#### Directive
Exactly reproduce the lines beginning with the line that includes "Read out every word on this page." and ending with the last line of the data.

#### Records provided
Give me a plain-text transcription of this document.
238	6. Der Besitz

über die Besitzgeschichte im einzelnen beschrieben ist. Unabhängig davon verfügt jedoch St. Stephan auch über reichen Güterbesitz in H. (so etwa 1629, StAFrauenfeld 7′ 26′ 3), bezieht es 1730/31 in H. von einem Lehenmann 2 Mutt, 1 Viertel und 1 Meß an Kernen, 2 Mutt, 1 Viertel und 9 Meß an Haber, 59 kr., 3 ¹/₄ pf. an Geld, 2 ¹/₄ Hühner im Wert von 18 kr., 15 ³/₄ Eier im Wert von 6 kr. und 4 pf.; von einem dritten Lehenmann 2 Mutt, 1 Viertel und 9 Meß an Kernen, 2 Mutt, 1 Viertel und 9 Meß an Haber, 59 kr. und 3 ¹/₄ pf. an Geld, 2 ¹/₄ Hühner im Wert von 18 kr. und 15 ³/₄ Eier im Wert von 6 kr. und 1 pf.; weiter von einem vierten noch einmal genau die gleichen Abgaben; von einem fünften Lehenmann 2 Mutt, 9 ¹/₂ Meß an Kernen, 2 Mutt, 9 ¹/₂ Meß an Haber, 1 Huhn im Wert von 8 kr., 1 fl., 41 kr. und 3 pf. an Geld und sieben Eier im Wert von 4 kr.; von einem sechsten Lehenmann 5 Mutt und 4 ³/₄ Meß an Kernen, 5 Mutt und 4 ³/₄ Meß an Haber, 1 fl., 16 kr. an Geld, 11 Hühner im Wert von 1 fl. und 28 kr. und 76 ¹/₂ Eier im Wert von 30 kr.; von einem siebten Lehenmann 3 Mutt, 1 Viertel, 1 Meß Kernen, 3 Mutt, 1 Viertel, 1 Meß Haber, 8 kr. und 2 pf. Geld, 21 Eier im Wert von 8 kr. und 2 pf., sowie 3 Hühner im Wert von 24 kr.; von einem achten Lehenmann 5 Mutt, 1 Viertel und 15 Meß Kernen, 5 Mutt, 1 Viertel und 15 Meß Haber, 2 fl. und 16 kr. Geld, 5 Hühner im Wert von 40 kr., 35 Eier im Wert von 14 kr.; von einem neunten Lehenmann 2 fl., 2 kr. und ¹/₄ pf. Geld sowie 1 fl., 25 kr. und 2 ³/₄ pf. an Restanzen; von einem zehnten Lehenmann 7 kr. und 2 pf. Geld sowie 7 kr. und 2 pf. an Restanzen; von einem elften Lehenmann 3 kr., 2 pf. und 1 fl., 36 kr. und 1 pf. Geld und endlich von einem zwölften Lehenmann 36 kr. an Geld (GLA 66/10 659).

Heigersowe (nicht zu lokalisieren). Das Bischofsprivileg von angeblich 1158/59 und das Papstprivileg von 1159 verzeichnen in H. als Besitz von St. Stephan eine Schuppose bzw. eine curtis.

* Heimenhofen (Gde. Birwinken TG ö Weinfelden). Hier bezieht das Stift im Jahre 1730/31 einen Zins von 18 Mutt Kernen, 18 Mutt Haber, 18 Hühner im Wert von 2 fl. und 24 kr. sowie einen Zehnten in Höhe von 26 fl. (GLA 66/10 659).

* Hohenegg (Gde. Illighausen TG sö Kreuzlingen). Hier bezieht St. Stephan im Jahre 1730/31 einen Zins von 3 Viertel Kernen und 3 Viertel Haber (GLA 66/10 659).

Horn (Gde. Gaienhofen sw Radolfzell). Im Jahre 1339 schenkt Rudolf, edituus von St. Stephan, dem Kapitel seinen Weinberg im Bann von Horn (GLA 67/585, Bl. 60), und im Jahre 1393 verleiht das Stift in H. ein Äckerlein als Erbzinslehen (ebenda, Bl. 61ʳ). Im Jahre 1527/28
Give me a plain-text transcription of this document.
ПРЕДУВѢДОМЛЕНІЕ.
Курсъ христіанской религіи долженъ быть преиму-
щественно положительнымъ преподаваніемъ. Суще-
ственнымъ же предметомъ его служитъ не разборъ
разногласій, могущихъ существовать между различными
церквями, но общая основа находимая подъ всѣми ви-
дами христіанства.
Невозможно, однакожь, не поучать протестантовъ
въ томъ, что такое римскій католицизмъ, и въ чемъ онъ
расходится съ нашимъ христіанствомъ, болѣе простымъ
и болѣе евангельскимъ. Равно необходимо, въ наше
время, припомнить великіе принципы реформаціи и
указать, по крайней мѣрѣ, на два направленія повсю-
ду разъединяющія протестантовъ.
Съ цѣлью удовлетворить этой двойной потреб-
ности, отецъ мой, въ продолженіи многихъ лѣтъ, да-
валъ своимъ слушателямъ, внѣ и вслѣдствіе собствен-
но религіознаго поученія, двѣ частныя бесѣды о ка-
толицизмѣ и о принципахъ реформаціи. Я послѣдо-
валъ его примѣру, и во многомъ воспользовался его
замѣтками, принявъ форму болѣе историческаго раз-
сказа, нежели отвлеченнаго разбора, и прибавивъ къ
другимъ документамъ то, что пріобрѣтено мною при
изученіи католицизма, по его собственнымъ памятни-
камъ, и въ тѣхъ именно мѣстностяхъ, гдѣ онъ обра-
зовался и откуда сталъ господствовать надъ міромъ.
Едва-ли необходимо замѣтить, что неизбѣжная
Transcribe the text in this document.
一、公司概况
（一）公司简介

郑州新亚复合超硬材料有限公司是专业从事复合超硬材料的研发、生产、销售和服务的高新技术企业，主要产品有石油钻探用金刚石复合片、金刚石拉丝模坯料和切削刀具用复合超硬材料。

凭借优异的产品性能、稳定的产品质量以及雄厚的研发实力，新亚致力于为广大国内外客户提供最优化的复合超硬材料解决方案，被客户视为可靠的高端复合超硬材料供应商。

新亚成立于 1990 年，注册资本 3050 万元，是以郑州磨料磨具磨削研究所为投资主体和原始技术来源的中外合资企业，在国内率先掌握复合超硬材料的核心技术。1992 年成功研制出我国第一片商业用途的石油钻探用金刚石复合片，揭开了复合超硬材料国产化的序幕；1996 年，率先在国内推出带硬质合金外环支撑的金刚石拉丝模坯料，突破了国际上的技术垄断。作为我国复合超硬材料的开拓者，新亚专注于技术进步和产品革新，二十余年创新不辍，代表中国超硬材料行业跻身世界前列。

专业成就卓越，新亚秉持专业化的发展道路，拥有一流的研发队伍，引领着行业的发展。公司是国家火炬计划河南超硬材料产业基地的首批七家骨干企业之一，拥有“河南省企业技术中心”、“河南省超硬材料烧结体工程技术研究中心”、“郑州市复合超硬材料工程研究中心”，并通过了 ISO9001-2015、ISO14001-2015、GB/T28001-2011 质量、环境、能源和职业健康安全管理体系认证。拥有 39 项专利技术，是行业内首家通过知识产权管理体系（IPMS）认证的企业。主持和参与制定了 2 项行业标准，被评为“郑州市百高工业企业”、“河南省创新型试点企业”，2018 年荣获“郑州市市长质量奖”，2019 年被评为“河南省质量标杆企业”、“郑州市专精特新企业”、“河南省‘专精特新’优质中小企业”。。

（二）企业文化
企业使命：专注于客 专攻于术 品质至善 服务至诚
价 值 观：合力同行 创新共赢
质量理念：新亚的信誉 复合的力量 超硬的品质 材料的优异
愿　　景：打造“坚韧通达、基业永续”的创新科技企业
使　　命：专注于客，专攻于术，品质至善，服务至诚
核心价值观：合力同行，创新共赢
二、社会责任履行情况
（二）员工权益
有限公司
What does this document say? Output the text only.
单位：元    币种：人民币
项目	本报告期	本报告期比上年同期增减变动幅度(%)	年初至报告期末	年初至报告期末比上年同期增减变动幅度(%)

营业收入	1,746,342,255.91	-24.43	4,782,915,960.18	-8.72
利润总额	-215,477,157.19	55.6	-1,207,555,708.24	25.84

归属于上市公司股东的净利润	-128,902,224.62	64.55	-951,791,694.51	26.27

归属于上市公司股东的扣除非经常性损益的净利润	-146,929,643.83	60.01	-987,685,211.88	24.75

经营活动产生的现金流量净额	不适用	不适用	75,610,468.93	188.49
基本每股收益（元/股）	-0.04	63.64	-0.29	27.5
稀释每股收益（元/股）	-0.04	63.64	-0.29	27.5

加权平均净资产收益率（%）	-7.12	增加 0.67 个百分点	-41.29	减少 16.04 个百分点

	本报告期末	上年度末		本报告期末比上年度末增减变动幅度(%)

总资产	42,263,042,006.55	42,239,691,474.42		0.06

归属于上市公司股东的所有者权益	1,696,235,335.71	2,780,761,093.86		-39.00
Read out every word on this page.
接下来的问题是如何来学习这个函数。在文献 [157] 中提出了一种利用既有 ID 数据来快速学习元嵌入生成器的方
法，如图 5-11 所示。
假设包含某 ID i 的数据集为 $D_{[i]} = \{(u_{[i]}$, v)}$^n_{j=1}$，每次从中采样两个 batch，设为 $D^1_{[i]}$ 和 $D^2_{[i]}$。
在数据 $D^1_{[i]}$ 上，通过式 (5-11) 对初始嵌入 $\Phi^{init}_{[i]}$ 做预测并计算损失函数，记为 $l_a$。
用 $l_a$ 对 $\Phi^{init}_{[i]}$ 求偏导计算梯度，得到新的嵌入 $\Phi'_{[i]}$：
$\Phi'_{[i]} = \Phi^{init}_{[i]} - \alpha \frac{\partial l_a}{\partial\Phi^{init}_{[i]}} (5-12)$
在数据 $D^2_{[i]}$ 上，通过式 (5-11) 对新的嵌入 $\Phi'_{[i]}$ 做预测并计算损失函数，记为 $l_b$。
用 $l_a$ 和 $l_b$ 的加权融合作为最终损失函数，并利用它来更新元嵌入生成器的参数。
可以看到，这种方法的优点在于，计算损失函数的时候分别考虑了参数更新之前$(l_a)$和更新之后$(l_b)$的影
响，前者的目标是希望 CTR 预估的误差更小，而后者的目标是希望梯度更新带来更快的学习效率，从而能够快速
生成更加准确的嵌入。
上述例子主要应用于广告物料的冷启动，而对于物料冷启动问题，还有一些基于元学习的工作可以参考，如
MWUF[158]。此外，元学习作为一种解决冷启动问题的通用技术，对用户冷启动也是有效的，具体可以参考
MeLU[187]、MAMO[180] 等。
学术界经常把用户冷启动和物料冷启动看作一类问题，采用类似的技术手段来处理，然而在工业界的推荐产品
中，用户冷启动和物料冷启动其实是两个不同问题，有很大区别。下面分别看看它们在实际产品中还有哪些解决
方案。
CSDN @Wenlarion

#### Output for this exercise
Read out every word on this page.
接下来的问题是如何来学习这个函数。在文献 [157] 中提出了一种利用既有 ID 数据来快速学习元嵌入生成器的方
法，如图 5-11 所示。
假设包含某 ID i 的数据集为 $D_{[i]} = \{(u_{[i]}$, v)}$^n_{j=1}$，每次从中采样两个 batch，设为 $D^1_{[i]}$ 和 $D^2_{[i]}$。
在数据 $D^1_{[i]}$ 上，通过式 (5-11) 对初始嵌入 $\Phi^{init}_{[i]}$ 做预测并计算损失函数，记为 $l_a$。
用 $l_a$ 对 $\Phi^{init}_{[i]}$ 求偏导计算梯度，得到新的嵌入 $\Phi'_{[i]}$：
$\Phi'_{[i]} = \Phi^{init}_{[i]} - \alpha \frac{\partial l_a}{\partial\Phi^{init}_{[i]}} (5-12)$
在数据 $D^2_{[i]}$ 上，通过式 (5-11) 对新的嵌入 $\Phi'_{[i]}$ 做预测并计算损失函数，记为 $l_b$。
用 $l_a$ 和 $l_b$ 的加权融合作为最终损失函数，并利用它来更新元嵌入生成器的参数。
可以看到，这种方法的优点在于，计算损失函数的时候分别考虑了参数更新之前$(l_a)$和更新之后$(l_b)$的影
响，前者的目标是希望 CTR 预估的误差更小，而后者的目标是希望梯度更新带来更快的学习效率，从而能够快速
生成更加准确的嵌入。
上述例子主要应用于广告物料的冷启动，而对于物料冷启动问题，还有一些基于元学习的工作可以参考，如
MWUF[158]。此外，元学习作为一种解决冷启动问题的通用技术，对用户冷启动也是有效的，具体可以参考
MeLU[187]、MAMO[180] 等。
学术界经常把用户冷启动和物料冷启动看作一类问题，采用类似的技术手段来处理，然而在工业界的推荐产品
中，用户冷启动和物料冷启动其实是两个不同问题，有很大区别。下面分别看看它们在实际产品中还有哪些解决
方案。
CSDN @Wenlarion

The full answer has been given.